--- Begin Dataset content ---

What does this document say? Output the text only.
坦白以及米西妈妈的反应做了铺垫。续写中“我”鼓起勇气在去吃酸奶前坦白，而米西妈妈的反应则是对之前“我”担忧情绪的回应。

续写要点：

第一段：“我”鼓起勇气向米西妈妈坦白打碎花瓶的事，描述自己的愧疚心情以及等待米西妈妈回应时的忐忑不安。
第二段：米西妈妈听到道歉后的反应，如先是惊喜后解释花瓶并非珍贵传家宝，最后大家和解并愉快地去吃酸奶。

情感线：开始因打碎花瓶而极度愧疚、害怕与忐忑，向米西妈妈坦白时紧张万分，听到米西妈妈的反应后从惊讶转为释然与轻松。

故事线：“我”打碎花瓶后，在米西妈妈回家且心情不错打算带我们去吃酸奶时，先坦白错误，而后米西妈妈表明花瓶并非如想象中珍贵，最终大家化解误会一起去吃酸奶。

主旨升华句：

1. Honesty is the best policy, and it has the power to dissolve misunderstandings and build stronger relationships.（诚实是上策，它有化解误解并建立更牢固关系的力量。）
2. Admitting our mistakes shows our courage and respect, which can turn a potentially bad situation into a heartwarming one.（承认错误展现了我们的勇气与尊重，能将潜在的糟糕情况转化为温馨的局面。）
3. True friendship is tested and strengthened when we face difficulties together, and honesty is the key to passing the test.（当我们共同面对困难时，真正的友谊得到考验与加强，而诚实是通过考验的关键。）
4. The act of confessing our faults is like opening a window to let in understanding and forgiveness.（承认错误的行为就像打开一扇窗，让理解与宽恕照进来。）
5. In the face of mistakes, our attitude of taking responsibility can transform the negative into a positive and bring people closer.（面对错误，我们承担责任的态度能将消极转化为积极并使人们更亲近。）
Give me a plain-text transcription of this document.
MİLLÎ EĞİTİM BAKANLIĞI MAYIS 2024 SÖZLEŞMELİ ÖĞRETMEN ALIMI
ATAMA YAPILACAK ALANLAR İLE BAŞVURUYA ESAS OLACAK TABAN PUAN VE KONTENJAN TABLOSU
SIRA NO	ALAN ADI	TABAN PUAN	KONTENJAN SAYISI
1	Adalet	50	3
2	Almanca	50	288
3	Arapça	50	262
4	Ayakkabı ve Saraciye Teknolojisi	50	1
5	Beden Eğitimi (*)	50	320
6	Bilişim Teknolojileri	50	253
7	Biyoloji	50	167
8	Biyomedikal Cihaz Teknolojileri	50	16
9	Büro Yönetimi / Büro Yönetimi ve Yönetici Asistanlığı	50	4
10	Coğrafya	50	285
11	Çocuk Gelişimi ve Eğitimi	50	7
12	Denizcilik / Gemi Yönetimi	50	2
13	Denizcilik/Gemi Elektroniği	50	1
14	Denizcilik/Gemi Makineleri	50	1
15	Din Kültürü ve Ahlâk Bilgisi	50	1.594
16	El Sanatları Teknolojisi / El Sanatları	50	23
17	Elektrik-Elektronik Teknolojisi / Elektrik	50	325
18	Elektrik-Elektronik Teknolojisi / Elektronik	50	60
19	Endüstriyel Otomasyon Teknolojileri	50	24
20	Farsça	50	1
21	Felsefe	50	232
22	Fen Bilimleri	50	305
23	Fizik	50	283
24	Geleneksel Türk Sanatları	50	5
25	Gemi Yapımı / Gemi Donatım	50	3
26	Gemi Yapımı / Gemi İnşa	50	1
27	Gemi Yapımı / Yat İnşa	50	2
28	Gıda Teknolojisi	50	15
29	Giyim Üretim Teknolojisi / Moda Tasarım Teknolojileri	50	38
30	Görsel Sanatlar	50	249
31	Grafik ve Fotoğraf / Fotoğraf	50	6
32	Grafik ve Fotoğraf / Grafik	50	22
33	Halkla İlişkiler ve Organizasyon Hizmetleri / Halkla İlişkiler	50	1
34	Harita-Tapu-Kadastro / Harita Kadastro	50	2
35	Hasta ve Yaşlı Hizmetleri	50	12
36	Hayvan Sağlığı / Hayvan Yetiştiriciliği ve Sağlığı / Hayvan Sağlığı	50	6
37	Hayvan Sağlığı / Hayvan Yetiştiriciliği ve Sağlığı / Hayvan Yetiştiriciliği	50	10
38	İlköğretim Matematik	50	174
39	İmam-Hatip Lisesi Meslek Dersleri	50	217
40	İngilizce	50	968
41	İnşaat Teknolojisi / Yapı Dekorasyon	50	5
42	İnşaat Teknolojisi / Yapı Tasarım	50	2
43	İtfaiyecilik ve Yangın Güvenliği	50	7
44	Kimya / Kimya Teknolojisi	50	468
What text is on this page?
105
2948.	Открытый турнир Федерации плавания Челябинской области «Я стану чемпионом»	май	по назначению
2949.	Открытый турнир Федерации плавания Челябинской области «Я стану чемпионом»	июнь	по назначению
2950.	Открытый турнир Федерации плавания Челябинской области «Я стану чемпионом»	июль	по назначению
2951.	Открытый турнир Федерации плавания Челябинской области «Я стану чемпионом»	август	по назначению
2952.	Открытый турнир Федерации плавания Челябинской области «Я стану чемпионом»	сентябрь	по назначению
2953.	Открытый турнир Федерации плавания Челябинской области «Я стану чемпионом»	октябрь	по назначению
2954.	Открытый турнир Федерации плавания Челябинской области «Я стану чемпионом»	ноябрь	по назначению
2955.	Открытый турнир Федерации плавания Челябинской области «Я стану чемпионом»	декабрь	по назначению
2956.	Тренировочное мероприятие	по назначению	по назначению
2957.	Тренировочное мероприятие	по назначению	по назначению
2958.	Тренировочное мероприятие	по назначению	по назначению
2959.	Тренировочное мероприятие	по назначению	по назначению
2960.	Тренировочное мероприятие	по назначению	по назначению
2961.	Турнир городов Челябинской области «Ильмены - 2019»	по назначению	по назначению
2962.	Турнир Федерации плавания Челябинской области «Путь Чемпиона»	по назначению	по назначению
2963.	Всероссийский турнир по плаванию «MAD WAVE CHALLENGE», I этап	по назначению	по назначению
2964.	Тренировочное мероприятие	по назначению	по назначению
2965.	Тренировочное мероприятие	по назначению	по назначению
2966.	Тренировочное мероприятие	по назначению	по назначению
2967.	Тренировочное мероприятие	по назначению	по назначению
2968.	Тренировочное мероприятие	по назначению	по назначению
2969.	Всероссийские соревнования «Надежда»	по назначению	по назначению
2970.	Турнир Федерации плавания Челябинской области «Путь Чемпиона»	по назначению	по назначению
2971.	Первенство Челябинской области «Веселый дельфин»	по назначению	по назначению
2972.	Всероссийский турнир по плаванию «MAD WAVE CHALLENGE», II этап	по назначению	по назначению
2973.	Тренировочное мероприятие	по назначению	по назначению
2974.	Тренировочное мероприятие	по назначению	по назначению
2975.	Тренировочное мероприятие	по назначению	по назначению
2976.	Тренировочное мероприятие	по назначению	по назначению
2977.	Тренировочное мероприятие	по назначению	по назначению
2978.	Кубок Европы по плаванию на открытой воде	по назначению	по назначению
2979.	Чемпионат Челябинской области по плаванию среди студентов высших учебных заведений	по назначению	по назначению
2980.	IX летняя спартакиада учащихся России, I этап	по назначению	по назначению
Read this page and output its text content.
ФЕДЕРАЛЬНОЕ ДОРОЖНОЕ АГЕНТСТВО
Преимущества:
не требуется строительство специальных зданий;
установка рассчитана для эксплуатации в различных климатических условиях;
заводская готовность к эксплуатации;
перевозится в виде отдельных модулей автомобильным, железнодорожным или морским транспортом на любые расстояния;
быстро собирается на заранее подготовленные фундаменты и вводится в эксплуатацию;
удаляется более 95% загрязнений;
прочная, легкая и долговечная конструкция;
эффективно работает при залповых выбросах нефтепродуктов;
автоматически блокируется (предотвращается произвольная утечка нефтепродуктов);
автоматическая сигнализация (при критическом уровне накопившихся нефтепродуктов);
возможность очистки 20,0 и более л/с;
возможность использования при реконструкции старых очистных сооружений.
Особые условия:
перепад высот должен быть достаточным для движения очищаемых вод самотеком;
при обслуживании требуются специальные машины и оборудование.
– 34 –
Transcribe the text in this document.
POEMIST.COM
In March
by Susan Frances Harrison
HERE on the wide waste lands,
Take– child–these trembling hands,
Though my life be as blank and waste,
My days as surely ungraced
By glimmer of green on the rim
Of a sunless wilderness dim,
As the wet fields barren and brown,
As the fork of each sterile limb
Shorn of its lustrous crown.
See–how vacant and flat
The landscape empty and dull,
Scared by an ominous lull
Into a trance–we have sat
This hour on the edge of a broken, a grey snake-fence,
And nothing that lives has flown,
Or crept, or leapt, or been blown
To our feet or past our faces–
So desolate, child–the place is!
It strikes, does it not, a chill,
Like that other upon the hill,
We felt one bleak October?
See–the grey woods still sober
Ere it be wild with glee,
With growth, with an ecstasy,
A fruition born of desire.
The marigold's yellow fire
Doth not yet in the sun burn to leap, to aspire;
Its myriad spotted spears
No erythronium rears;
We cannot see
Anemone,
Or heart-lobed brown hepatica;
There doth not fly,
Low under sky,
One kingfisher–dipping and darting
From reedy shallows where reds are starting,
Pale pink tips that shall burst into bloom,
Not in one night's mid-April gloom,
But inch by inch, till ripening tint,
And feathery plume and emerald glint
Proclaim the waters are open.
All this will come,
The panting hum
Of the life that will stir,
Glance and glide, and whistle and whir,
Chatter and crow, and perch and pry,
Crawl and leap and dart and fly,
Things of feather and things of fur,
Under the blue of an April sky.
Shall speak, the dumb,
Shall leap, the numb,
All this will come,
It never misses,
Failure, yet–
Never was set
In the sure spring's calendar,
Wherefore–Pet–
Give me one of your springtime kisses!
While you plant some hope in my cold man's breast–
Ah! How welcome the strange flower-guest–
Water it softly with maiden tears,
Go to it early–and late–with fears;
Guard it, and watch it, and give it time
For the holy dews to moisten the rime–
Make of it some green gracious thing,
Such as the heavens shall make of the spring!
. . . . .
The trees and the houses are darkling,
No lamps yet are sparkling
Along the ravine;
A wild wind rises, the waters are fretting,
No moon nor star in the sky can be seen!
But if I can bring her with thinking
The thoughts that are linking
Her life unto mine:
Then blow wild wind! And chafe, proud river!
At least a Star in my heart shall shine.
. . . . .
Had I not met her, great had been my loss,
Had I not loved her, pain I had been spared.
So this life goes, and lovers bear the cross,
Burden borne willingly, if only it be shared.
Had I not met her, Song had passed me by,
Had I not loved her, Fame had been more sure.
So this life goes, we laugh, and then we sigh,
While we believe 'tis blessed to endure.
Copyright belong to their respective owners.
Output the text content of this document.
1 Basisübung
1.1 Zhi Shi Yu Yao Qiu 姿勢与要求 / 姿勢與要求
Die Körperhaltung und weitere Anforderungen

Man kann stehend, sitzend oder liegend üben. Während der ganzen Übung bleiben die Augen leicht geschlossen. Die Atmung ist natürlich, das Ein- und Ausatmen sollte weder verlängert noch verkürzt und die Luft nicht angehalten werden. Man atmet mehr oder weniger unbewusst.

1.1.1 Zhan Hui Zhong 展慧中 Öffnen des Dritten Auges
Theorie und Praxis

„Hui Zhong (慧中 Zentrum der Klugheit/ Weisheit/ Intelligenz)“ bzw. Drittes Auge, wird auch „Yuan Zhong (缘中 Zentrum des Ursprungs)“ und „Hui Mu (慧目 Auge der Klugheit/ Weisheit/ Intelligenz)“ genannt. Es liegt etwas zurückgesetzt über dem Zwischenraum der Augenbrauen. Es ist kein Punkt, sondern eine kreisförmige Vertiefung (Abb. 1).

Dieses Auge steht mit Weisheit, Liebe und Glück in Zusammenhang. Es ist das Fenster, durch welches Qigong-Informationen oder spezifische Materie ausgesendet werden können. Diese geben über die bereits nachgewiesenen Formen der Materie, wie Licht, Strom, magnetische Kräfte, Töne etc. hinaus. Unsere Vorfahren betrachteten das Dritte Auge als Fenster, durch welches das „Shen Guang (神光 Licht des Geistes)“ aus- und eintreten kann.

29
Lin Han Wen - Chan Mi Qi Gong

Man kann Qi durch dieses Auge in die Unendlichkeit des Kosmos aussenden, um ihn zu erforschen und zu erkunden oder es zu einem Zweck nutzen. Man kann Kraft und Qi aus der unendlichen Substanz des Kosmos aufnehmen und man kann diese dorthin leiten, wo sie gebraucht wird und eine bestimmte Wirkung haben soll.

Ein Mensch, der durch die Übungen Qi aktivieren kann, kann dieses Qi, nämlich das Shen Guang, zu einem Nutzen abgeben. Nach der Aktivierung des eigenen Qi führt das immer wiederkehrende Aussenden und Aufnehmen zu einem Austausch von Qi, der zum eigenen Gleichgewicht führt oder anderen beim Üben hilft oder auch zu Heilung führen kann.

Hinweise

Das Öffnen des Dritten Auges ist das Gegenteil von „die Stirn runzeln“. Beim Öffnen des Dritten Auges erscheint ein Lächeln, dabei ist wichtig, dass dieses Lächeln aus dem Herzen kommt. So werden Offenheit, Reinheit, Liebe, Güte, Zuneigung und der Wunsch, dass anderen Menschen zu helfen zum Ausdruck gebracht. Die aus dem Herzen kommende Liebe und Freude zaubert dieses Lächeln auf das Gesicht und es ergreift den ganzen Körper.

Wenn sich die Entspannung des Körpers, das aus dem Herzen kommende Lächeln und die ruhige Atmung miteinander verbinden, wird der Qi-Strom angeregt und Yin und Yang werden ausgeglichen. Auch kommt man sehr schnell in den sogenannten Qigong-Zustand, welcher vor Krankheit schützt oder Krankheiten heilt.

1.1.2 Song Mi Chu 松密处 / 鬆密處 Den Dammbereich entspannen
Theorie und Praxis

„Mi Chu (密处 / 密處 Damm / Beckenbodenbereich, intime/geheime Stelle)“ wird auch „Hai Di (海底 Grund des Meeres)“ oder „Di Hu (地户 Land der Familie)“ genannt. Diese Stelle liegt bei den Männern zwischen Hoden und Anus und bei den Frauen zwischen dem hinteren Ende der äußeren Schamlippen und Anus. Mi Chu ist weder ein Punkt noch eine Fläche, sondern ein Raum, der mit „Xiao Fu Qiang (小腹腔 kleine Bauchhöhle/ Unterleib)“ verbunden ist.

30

--- End Dataset content ---

The problem —
Read through the entries and copy every line that includes "liegt".

Task solution —
„Hui Zhong (慧中 Zentrum der Klugheit/ Weisheit/ Intelligenz)“ bzw. Drittes Auge, wird auch „Yuan Zhong (缘中 Zentrum des Ursprungs)“ und „Hui Mu (慧目 Auge der Klugheit/ Weisheit/ Intelligenz)“ genannt. Es liegt etwas zurückgesetzt über dem Zwischenraum der Augenbrauen. Es ist kein Punkt, sondern eine kreisförmige Vertiefung (Abb. 1).
„Mi Chu (密处 / 密處 Damm / Beckenbodenbereich, intime/geheime Stelle)“ wird auch „Hai Di (海底 Grund des Meeres)“ oder „Di Hu (地户 Land der Familie)“ genannt. Diese Stelle liegt bei den Männern zwischen Hoden und Anus und bei den Frauen zwischen dem hinteren Ende der äußeren Schamlippen und Anus. Mi Chu ist weder ein Punkt noch eine Fläche, sondern ein Raum, der mit „Xiao Fu Qiang (小腹腔 kleine Bauchhöhle/ Unterleib)“ verbunden ist.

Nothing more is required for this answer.